------ Dataset rows

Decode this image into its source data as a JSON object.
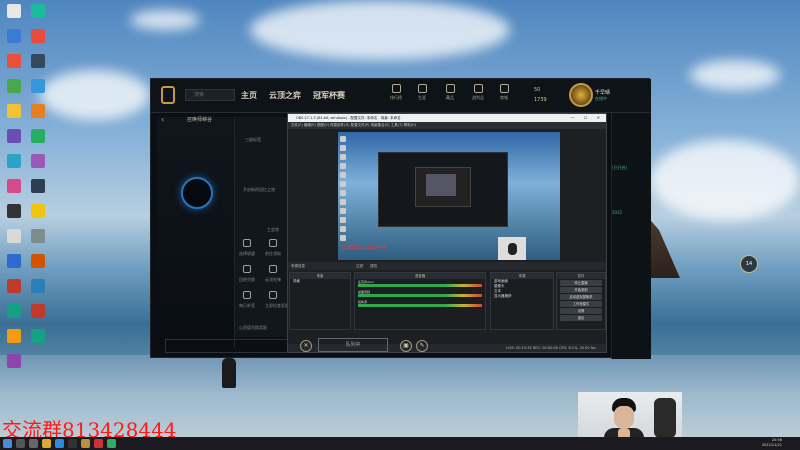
{
  "desktop": {
    "icons": [
      "",
      "",
      "",
      "",
      "",
      "",
      "",
      "",
      "",
      "",
      "",
      "",
      "",
      "",
      "",
      "",
      "",
      "",
      "",
      "",
      "",
      "",
      "",
      "",
      "",
      "",
      "",
      "",
      ""
    ],
    "overlay_text": "交流群813428444"
  },
  "lol_client": {
    "search_placeholder": "搜索",
    "nav": [
      "主页",
      "云顶之弈",
      "冠军杯赛"
    ],
    "top_icons": [
      "排行榜",
      "生涯",
      "藏品",
      "战利品",
      "商城"
    ],
    "currency_1": "50",
    "currency_2": "1739",
    "username": "千早晴",
    "user_status": "在线中",
    "club_label": "召唤师峡谷",
    "left_mid_labels": [
      "三级标签",
      "开启新的回忆之旅",
      "工会商",
      "选择联盟",
      "前往领取",
      "回馈兑换",
      "云顶先锋",
      "每日补签",
      "立即检查奖励",
      "心愿值兑换奖励"
    ],
    "queue_button": "队列中",
    "right_badge": "14",
    "right_texts": [
      "(已开启)",
      "2022"
    ]
  },
  "obs": {
    "title": "OBS 27.1.3 (64-bit, windows) - 配置文件: 未命名 - 场景: 未命名",
    "menu": "文件(F)  编辑(E)  视图(V)  停靠部件(D)  配置文件(P)  场景集合(S)  工具(T)  帮助(H)",
    "preview_red_text": "交流群813428444",
    "dock_labels": [
      "来源信息",
      "过滤",
      "属性"
    ],
    "columns": {
      "scenes": "场景",
      "sources": "来源",
      "mixer": "混音器",
      "transitions": "转场",
      "controls": "控件"
    },
    "scene_items": [
      "场景"
    ],
    "source_items": [
      "游戏画面",
      "摄像头",
      "文本",
      "显示器捕获"
    ],
    "mixer_items": [
      "麦克风/Aux",
      "桌面音频",
      "媒体源"
    ],
    "control_buttons": [
      "停止直播",
      "开始录制",
      "启动虚拟摄像机",
      "工作室模式",
      "设置",
      "退出"
    ],
    "status": "LIVE: 00:15:32   REC: 00:00:00   CPU: 8.1%, 30.00 fps"
  },
  "taskbar": {
    "time": "20:56",
    "date": "2022/11/21"
  }
}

------------

§ **What the task requires**
Leaving out the pictures, repeat the data above exactly.

§ **Output for this task**
Decode this image into its source data as a JSON object.
{
  "desktop": {
    "icons": [
      "",
      "",
      "",
      "",
      "",
      "",
      "",
      "",
      "",
      "",
      "",
      "",
      "",
      "",
      "",
      "",
      "",
      "",
      "",
      "",
      "",
      "",
      "",
      "",
      "",
      "",
      "",
      "",
      ""
    ],
    "overlay_text": "交流群813428444"
  },
  "lol_client": {
    "search_placeholder": "搜索",
    "nav": [
      "主页",
      "云顶之弈",
      "冠军杯赛"
    ],
    "top_icons": [
      "排行榜",
      "生涯",
      "藏品",
      "战利品",
      "商城"
    ],
    "currency_1": "50",
    "currency_2": "1739",
    "username": "千早晴",
    "user_status": "在线中",
    "club_label": "召唤师峡谷",
    "left_mid_labels": [
      "三级标签",
      "开启新的回忆之旅",
      "工会商",
      "选择联盟",
      "前往领取",
      "回馈兑换",
      "云顶先锋",
      "每日补签",
      "立即检查奖励",
      "心愿值兑换奖励"
    ],
    "queue_button": "队列中",
    "right_badge": "14",
    "right_texts": [
      "(已开启)",
      "2022"
    ]
  },
  "obs": {
    "title": "OBS 27.1.3 (64-bit, windows) - 配置文件: 未命名 - 场景: 未命名",
    "menu": "文件(F)  编辑(E)  视图(V)  停靠部件(D)  配置文件(P)  场景集合(S)  工具(T)  帮助(H)",
    "preview_red_text": "交流群813428444",
    "dock_labels": [
      "来源信息",
      "过滤",
      "属性"
    ],
    "columns": {
      "scenes": "场景",
      "sources": "来源",
      "mixer": "混音器",
      "transitions": "转场",
      "controls": "控件"
    },
    "scene_items": [
      "场景"
    ],
    "source_items": [
      "游戏画面",
      "摄像头",
      "文本",
      "显示器捕获"
    ],
    "mixer_items": [
      "麦克风/Aux",
      "桌面音频",
      "媒体源"
    ],
    "control_buttons": [
      "停止直播",
      "开始录制",
      "启动虚拟摄像机",
      "工作室模式",
      "设置",
      "退出"
    ],
    "status": "LIVE: 00:15:32   REC: 00:00:00   CPU: 8.1%, 30.00 fps"
  },
  "taskbar": {
    "time": "20:56",
    "date": "2022/11/21"
  }
}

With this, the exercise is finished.